# START OF GIVEN INFORMATION

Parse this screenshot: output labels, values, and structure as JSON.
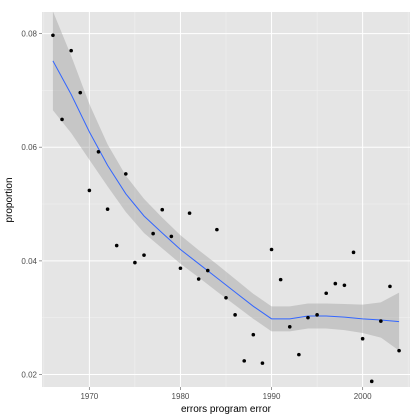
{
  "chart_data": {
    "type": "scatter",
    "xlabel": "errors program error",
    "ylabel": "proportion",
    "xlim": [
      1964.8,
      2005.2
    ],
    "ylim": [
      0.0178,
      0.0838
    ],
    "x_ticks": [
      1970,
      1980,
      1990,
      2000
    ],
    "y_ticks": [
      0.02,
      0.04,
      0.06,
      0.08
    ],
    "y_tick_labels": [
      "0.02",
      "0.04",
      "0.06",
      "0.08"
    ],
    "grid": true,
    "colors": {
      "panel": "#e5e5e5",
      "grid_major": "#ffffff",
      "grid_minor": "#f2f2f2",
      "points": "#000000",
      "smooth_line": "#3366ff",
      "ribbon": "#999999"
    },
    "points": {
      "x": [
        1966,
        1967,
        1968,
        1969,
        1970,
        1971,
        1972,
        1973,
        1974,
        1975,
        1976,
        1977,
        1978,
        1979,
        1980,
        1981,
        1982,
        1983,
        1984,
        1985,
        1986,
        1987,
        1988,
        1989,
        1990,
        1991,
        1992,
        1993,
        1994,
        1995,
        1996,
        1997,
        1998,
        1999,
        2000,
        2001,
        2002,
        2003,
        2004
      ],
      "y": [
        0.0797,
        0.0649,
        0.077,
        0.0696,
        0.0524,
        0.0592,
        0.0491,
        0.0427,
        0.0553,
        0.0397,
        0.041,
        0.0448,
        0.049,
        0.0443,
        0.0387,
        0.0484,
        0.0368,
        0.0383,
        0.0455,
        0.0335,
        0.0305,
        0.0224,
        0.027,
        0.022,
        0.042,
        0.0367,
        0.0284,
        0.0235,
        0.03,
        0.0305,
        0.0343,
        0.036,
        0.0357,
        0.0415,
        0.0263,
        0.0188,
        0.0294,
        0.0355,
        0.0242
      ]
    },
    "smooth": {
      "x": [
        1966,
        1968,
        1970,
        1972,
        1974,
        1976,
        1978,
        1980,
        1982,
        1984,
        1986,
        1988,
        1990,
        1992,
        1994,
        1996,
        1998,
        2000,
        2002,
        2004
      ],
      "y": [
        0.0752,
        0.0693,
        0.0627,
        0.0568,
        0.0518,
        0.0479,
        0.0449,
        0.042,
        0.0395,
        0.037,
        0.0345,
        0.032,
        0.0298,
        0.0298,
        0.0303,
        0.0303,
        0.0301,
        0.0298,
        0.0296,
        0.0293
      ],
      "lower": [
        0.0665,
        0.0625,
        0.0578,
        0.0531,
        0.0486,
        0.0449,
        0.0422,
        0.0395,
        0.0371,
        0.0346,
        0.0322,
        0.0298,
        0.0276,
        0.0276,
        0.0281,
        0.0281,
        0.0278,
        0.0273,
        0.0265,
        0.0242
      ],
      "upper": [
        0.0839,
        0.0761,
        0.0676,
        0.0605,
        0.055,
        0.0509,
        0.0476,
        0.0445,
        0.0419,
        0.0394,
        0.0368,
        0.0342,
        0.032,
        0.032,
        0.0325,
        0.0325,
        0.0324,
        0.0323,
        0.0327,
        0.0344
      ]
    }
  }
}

# END OF GIVEN INFORMATION

> **PROBLEM**: Reproduce all of the material above word for word. Omit the pictures.

> **OUTPUT**:
Parse this screenshot: output labels, values, and structure as JSON.
{
  "chart_data": {
    "type": "scatter",
    "xlabel": "errors program error",
    "ylabel": "proportion",
    "xlim": [
      1964.8,
      2005.2
    ],
    "ylim": [
      0.0178,
      0.0838
    ],
    "x_ticks": [
      1970,
      1980,
      1990,
      2000
    ],
    "y_ticks": [
      0.02,
      0.04,
      0.06,
      0.08
    ],
    "y_tick_labels": [
      "0.02",
      "0.04",
      "0.06",
      "0.08"
    ],
    "grid": true,
    "colors": {
      "panel": "#e5e5e5",
      "grid_major": "#ffffff",
      "grid_minor": "#f2f2f2",
      "points": "#000000",
      "smooth_line": "#3366ff",
      "ribbon": "#999999"
    },
    "points": {
      "x": [
        1966,
        1967,
        1968,
        1969,
        1970,
        1971,
        1972,
        1973,
        1974,
        1975,
        1976,
        1977,
        1978,
        1979,
        1980,
        1981,
        1982,
        1983,
        1984,
        1985,
        1986,
        1987,
        1988,
        1989,
        1990,
        1991,
        1992,
        1993,
        1994,
        1995,
        1996,
        1997,
        1998,
        1999,
        2000,
        2001,
        2002,
        2003,
        2004
      ],
      "y": [
        0.0797,
        0.0649,
        0.077,
        0.0696,
        0.0524,
        0.0592,
        0.0491,
        0.0427,
        0.0553,
        0.0397,
        0.041,
        0.0448,
        0.049,
        0.0443,
        0.0387,
        0.0484,
        0.0368,
        0.0383,
        0.0455,
        0.0335,
        0.0305,
        0.0224,
        0.027,
        0.022,
        0.042,
        0.0367,
        0.0284,
        0.0235,
        0.03,
        0.0305,
        0.0343,
        0.036,
        0.0357,
        0.0415,
        0.0263,
        0.0188,
        0.0294,
        0.0355,
        0.0242
      ]
    },
    "smooth": {
      "x": [
        1966,
        1968,
        1970,
        1972,
        1974,
        1976,
        1978,
        1980,
        1982,
        1984,
        1986,
        1988,
        1990,
        1992,
        1994,
        1996,
        1998,
        2000,
        2002,
        2004
      ],
      "y": [
        0.0752,
        0.0693,
        0.0627,
        0.0568,
        0.0518,
        0.0479,
        0.0449,
        0.042,
        0.0395,
        0.037,
        0.0345,
        0.032,
        0.0298,
        0.0298,
        0.0303,
        0.0303,
        0.0301,
        0.0298,
        0.0296,
        0.0293
      ],
      "lower": [
        0.0665,
        0.0625,
        0.0578,
        0.0531,
        0.0486,
        0.0449,
        0.0422,
        0.0395,
        0.0371,
        0.0346,
        0.0322,
        0.0298,
        0.0276,
        0.0276,
        0.0281,
        0.0281,
        0.0278,
        0.0273,
        0.0265,
        0.0242
      ],
      "upper": [
        0.0839,
        0.0761,
        0.0676,
        0.0605,
        0.055,
        0.0509,
        0.0476,
        0.0445,
        0.0419,
        0.0394,
        0.0368,
        0.0342,
        0.032,
        0.032,
        0.0325,
        0.0325,
        0.0324,
        0.0323,
        0.0327,
        0.0344
      ]
    }
  }
}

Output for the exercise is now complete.